» **What to work on**: Each entry must be given again exactly; images do not belong in the copy.
>> begin Input for this task
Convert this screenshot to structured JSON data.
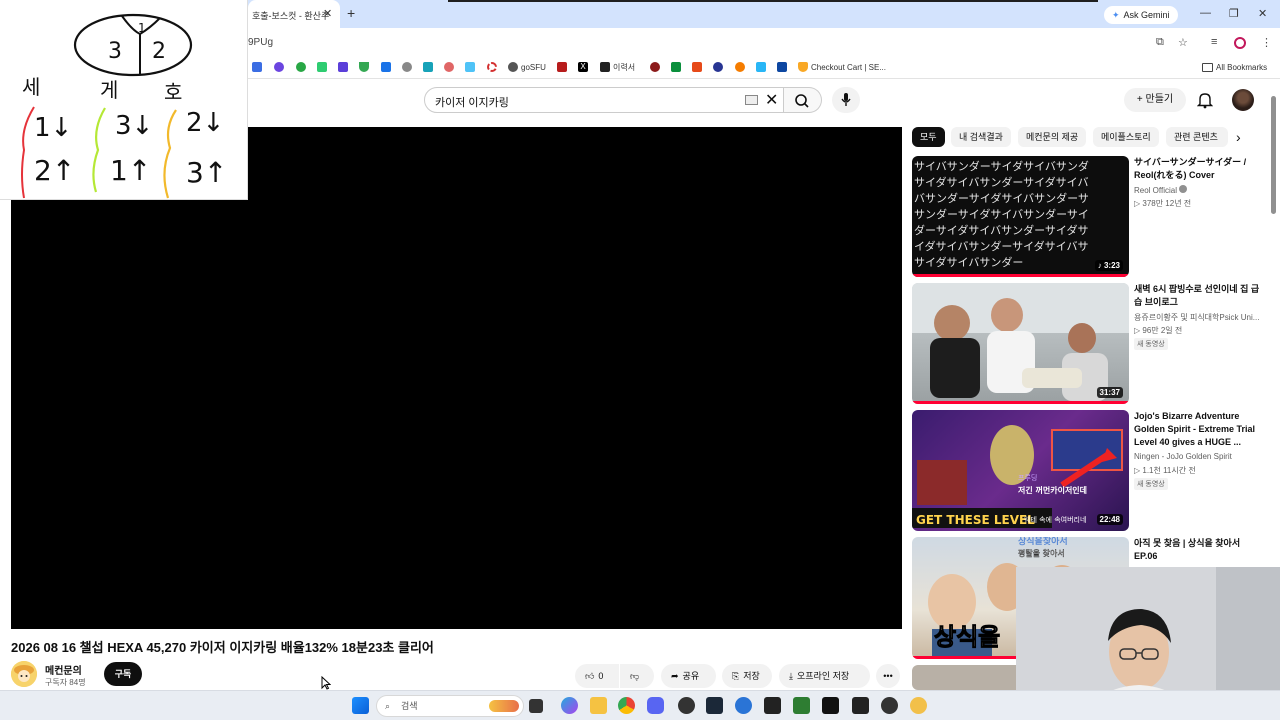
{
  "browser": {
    "tab_title": "호출-보스컷 - 환산주",
    "ask_gemini": "Ask Gemini",
    "url_fragment": "9PUg",
    "bookmarks": [
      {
        "label": "goSFU"
      },
      {
        "label": "이력서"
      },
      {
        "label": "Checkout Cart | SE..."
      }
    ],
    "all_bookmarks": "All Bookmarks"
  },
  "header": {
    "search_value": "카이저 이지카링",
    "create_label": "만들기"
  },
  "video": {
    "title": "2026 08 16 챌섭 HEXA 45,270 카이저 이지카링 배율132% 18분23초 클리어",
    "channel_name": "메컨문의",
    "subscribers": "구독자 84명",
    "subscribe_label": "구독",
    "like_count": "0",
    "share_label": "공유",
    "save_label": "저장",
    "offline_label": "오프라인 저장"
  },
  "chips": [
    "모두",
    "내 검색결과",
    "메컨문의 제공",
    "메이플스토리",
    "관련 콘텐츠"
  ],
  "recommendations": [
    {
      "title": "サイバーサンダーサイダー / Reol(れをる) Cover",
      "channel": "Reol Official",
      "meta": "▷ 378만   12년 전",
      "duration": "3:23",
      "badge": ""
    },
    {
      "title": "새벽 6시 팝빙수로 선인이네 집 급습 브이로그",
      "channel": "용쥬르이황주 및 피식대학Psick Uni...",
      "meta": "▷ 96만   2일 전",
      "duration": "31:37",
      "badge": "새 동영상"
    },
    {
      "title": "Jojo's Bizarre Adventure Golden Spirit - Extreme Trial Level 40 gives a HUGE ...",
      "channel": "Ningen - JoJo Golden Spirit",
      "meta": "▷ 1.1천   11시간 전",
      "duration": "22:48",
      "badge": "새 동영상"
    },
    {
      "title": "아직 못 찾음 | 상식을 찾아서 EP.06",
      "channel": "",
      "meta": "",
      "duration": "",
      "badge": ""
    }
  ],
  "thumb_text": {
    "jojo_banner": "GET THESE LEVEL",
    "jojo_caption": "저긴 꺼먼카이저인데",
    "jojo_caption2": "웨테 속에 속여버리네",
    "jojo_tag": "프루딩",
    "vlog3_top": "상식을찾아서",
    "vlog3_sub": "평탈을 찾아서",
    "vlog3_big": "상식을"
  },
  "note": {
    "circle": {
      "left": "3",
      "right": "2",
      "top": "1"
    },
    "headers": [
      "세",
      "게",
      "호"
    ],
    "row1": [
      "1↓",
      "3↓",
      "2↓"
    ],
    "row2": [
      "2↑",
      "1↑",
      "3↑"
    ]
  },
  "taskbar": {
    "search_placeholder": "검색"
  }
}
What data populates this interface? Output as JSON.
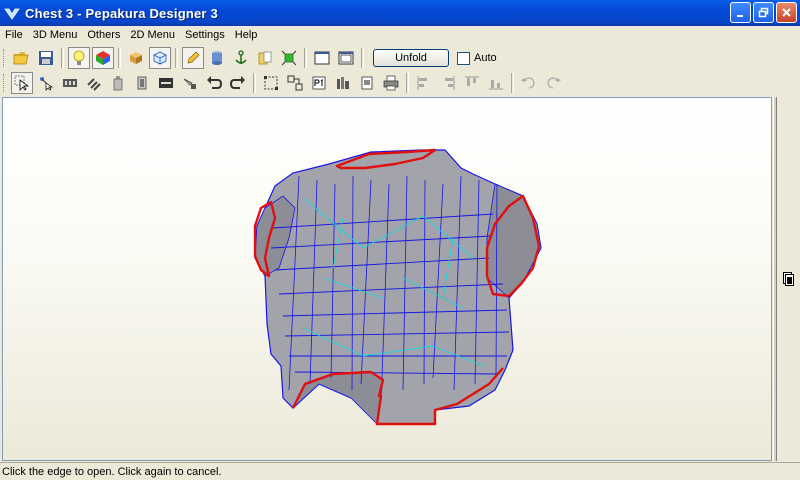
{
  "window": {
    "title": "Chest 3 - Pepakura Designer 3"
  },
  "menu": [
    "File",
    "3D Menu",
    "Others",
    "2D Menu",
    "Settings",
    "Help"
  ],
  "toolbar1": {
    "unfold_label": "Unfold",
    "auto_label": "Auto",
    "auto_checked": false
  },
  "status": {
    "text": "Click the edge to open. Click again to cancel."
  },
  "colors": {
    "title_bar": "#0a5ee8",
    "mesh_face": "#a3a3ac",
    "mesh_edge": "#1616e6",
    "fold_line": "#11d8e0",
    "cut_edge": "#e01010"
  }
}
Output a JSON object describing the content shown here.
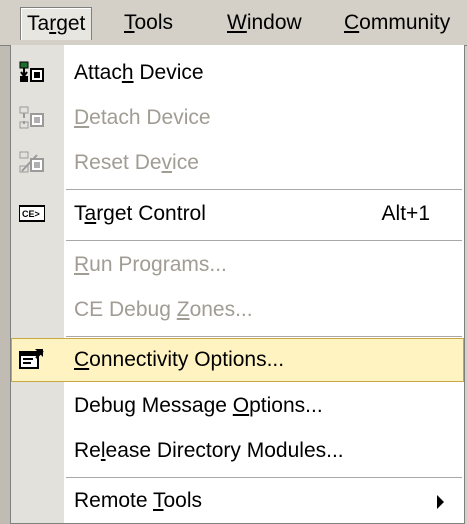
{
  "menubar": {
    "items": [
      {
        "label": "Target",
        "mnemonic_index": 2
      },
      {
        "label": "Tools",
        "mnemonic_index": 0
      },
      {
        "label": "Window",
        "mnemonic_index": 0
      },
      {
        "label": "Community",
        "mnemonic_index": 0
      }
    ]
  },
  "menu": {
    "items": [
      {
        "label_pre": "Attac",
        "label_ul": "h",
        "label_post": " Device",
        "icon": "attach-device-icon",
        "enabled": true
      },
      {
        "label_pre": "",
        "label_ul": "D",
        "label_post": "etach Device",
        "icon": "detach-device-icon",
        "enabled": false
      },
      {
        "label_pre": "Reset De",
        "label_ul": "v",
        "label_post": "ice",
        "icon": "reset-device-icon",
        "enabled": false
      },
      {
        "label_pre": "T",
        "label_ul": "a",
        "label_post": "rget Control",
        "icon": "target-control-icon",
        "shortcut": "Alt+1",
        "enabled": true
      },
      {
        "label_pre": "",
        "label_ul": "R",
        "label_post": "un Programs...",
        "enabled": false
      },
      {
        "label_pre": "CE Debug ",
        "label_ul": "Z",
        "label_post": "ones...",
        "enabled": false
      },
      {
        "label_pre": "",
        "label_ul": "C",
        "label_post": "onnectivity Options...",
        "icon": "connectivity-options-icon",
        "enabled": true,
        "selected": true
      },
      {
        "label_pre": "Debug Message ",
        "label_ul": "O",
        "label_post": "ptions...",
        "enabled": true
      },
      {
        "label_pre": "Re",
        "label_ul": "l",
        "label_post": "ease Directory Modules...",
        "enabled": true
      },
      {
        "label_pre": "Remote ",
        "label_ul": "T",
        "label_post": "ools",
        "enabled": true,
        "submenu": true
      }
    ]
  }
}
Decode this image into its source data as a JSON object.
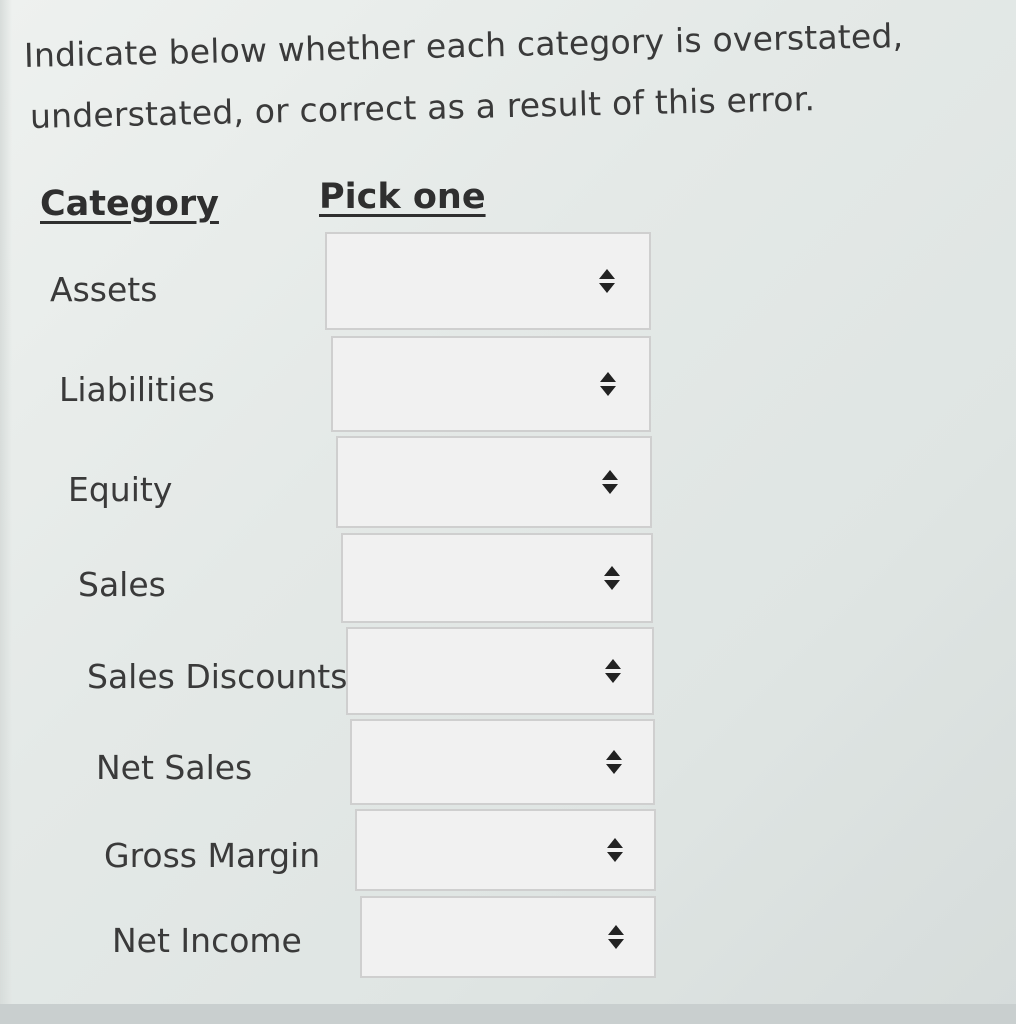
{
  "instructions": {
    "line1": "Indicate below whether each category is overstated,",
    "line2": "understated, or correct as a result of this error."
  },
  "table": {
    "category_header": "Category",
    "pick_header": "Pick one",
    "rows": [
      {
        "label": "Assets",
        "selected": ""
      },
      {
        "label": "Liabilities",
        "selected": ""
      },
      {
        "label": "Equity",
        "selected": ""
      },
      {
        "label": "Sales",
        "selected": ""
      },
      {
        "label": "Sales Discounts",
        "selected": ""
      },
      {
        "label": "Net Sales",
        "selected": ""
      },
      {
        "label": "Gross Margin",
        "selected": ""
      },
      {
        "label": "Net Income",
        "selected": ""
      }
    ]
  },
  "icons": {
    "select_arrow": "up-down-chevron-icon"
  }
}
>> end Input for this task
» **Written reply**:
Convert this screenshot to structured JSON data.
{
  "browser": {
    "tab_title": "호출-보스컷 - 환산주",
    "ask_gemini": "Ask Gemini",
    "url_fragment": "9PUg",
    "bookmarks": [
      {
        "label": "goSFU"
      },
      {
        "label": "이력서"
      },
      {
        "label": "Checkout Cart | SE..."
      }
    ],
    "all_bookmarks": "All Bookmarks"
  },
  "header": {
    "search_value": "카이저 이지카링",
    "create_label": "만들기"
  },
  "video": {
    "title": "2026 08 16 챌섭 HEXA 45,270 카이저 이지카링 배율132% 18분23초 클리어",
    "channel_name": "메컨문의",
    "subscribers": "구독자 84명",
    "subscribe_label": "구독",
    "like_count": "0",
    "share_label": "공유",
    "save_label": "저장",
    "offline_label": "오프라인 저장"
  },
  "chips": [
    "모두",
    "내 검색결과",
    "메컨문의 제공",
    "메이플스토리",
    "관련 콘텐츠"
  ],
  "recommendations": [
    {
      "title": "サイバーサンダーサイダー / Reol(れをる) Cover",
      "channel": "Reol Official",
      "meta": "▷ 378만   12년 전",
      "duration": "3:23",
      "badge": ""
    },
    {
      "title": "새벽 6시 팝빙수로 선인이네 집 급습 브이로그",
      "channel": "용쥬르이황주 및 피식대학Psick Uni...",
      "meta": "▷ 96만   2일 전",
      "duration": "31:37",
      "badge": "새 동영상"
    },
    {
      "title": "Jojo's Bizarre Adventure Golden Spirit - Extreme Trial Level 40 gives a HUGE ...",
      "channel": "Ningen - JoJo Golden Spirit",
      "meta": "▷ 1.1천   11시간 전",
      "duration": "22:48",
      "badge": "새 동영상"
    },
    {
      "title": "아직 못 찾음 | 상식을 찾아서 EP.06",
      "channel": "",
      "meta": "",
      "duration": "",
      "badge": ""
    }
  ],
  "thumb_text": {
    "jojo_banner": "GET THESE LEVEL",
    "jojo_caption": "저긴 꺼먼카이저인데",
    "jojo_caption2": "웨테 속에 속여버리네",
    "jojo_tag": "프루딩",
    "vlog3_top": "상식을찾아서",
    "vlog3_sub": "평탈을 찾아서",
    "vlog3_big": "상식을"
  },
  "note": {
    "circle": {
      "left": "3",
      "right": "2",
      "top": "1"
    },
    "headers": [
      "세",
      "게",
      "호"
    ],
    "row1": [
      "1↓",
      "3↓",
      "2↓"
    ],
    "row2": [
      "2↑",
      "1↑",
      "3↑"
    ]
  },
  "taskbar": {
    "search_placeholder": "검색"
  }
}
What data populates this interface? Output as JSON.
{
  "window": {
    "title": "Chest 3 - Pepakura Designer 3"
  },
  "menu": [
    "File",
    "3D Menu",
    "Others",
    "2D Menu",
    "Settings",
    "Help"
  ],
  "toolbar1": {
    "unfold_label": "Unfold",
    "auto_label": "Auto",
    "auto_checked": false
  },
  "status": {
    "text": "Click the edge to open. Click again to cancel."
  },
  "colors": {
    "title_bar": "#0a5ee8",
    "mesh_face": "#a3a3ac",
    "mesh_edge": "#1616e6",
    "fold_line": "#11d8e0",
    "cut_edge": "#e01010"
  }
}
Output a JSON object describing the content shown here.
{
  "menubar": {
    "items": [
      {
        "label": "Target",
        "mnemonic_index": 2
      },
      {
        "label": "Tools",
        "mnemonic_index": 0
      },
      {
        "label": "Window",
        "mnemonic_index": 0
      },
      {
        "label": "Community",
        "mnemonic_index": 0
      }
    ]
  },
  "menu": {
    "items": [
      {
        "label_pre": "Attac",
        "label_ul": "h",
        "label_post": " Device",
        "icon": "attach-device-icon",
        "enabled": true
      },
      {
        "label_pre": "",
        "label_ul": "D",
        "label_post": "etach Device",
        "icon": "detach-device-icon",
        "enabled": false
      },
      {
        "label_pre": "Reset De",
        "label_ul": "v",
        "label_post": "ice",
        "icon": "reset-device-icon",
        "enabled": false
      },
      {
        "label_pre": "T",
        "label_ul": "a",
        "label_post": "rget Control",
        "icon": "target-control-icon",
        "shortcut": "Alt+1",
        "enabled": true
      },
      {
        "label_pre": "",
        "label_ul": "R",
        "label_post": "un Programs...",
        "enabled": false
      },
      {
        "label_pre": "CE Debug ",
        "label_ul": "Z",
        "label_post": "ones...",
        "enabled": false
      },
      {
        "label_pre": "",
        "label_ul": "C",
        "label_post": "onnectivity Options...",
        "icon": "connectivity-options-icon",
        "enabled": true,
        "selected": true
      },
      {
        "label_pre": "Debug Message ",
        "label_ul": "O",
        "label_post": "ptions...",
        "enabled": true
      },
      {
        "label_pre": "Re",
        "label_ul": "l",
        "label_post": "ease Directory Modules...",
        "enabled": true
      },
      {
        "label_pre": "Remote ",
        "label_ul": "T",
        "label_post": "ools",
        "enabled": true,
        "submenu": true
      }
    ]
  }
}
Decode this image into its source data as a JSON object.
{
  "instructions": {
    "line1": "Indicate below whether each category is overstated,",
    "line2": "understated, or correct as a result of this error."
  },
  "table": {
    "category_header": "Category",
    "pick_header": "Pick one",
    "rows": [
      {
        "label": "Assets",
        "selected": ""
      },
      {
        "label": "Liabilities",
        "selected": ""
      },
      {
        "label": "Equity",
        "selected": ""
      },
      {
        "label": "Sales",
        "selected": ""
      },
      {
        "label": "Sales Discounts",
        "selected": ""
      },
      {
        "label": "Net Sales",
        "selected": ""
      },
      {
        "label": "Gross Margin",
        "selected": ""
      },
      {
        "label": "Net Income",
        "selected": ""
      }
    ]
  },
  "icons": {
    "select_arrow": "up-down-chevron-icon"
  }
}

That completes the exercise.